(Dataset excerpt)
○ ○ ○ ○ ○

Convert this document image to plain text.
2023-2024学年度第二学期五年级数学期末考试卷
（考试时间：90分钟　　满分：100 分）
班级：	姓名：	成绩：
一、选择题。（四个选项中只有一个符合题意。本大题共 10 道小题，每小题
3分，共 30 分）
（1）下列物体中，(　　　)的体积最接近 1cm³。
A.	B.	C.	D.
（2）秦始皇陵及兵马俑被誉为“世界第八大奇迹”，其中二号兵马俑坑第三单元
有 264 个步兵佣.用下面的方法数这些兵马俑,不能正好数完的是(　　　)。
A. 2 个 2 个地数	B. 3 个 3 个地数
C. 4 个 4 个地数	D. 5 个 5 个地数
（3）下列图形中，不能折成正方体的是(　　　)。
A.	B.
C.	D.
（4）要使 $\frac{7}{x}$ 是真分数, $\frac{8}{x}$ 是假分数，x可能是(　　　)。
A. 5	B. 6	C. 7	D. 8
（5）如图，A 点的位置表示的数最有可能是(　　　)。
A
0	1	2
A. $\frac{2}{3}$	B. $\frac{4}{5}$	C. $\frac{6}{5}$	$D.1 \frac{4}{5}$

○ ○ ○ ○ ○

| Work to be completed |
Quote all of the entries verbatim.

| Task output |
Convert this document image to plain text.
2023-2024学年度第二学期五年级数学期末考试卷
（考试时间：90分钟　　满分：100 分）
班级：	姓名：	成绩：
一、选择题。（四个选项中只有一个符合题意。本大题共 10 道小题，每小题
3分，共 30 分）
（1）下列物体中，(　　　)的体积最接近 1cm³。
A.	B.	C.	D.
（2）秦始皇陵及兵马俑被誉为“世界第八大奇迹”，其中二号兵马俑坑第三单元
有 264 个步兵佣.用下面的方法数这些兵马俑,不能正好数完的是(　　　)。
A. 2 个 2 个地数	B. 3 个 3 个地数
C. 4 个 4 个地数	D. 5 个 5 个地数
（3）下列图形中，不能折成正方体的是(　　　)。
A.	B.
C.	D.
（4）要使 $\frac{7}{x}$ 是真分数, $\frac{8}{x}$ 是假分数，x可能是(　　　)。
A. 5	B. 6	C. 7	D. 8
（5）如图，A 点的位置表示的数最有可能是(　　　)。
A
0	1	2
A. $\frac{2}{3}$	B. $\frac{4}{5}$	C. $\frac{6}{5}$	$D.1 \frac{4}{5}$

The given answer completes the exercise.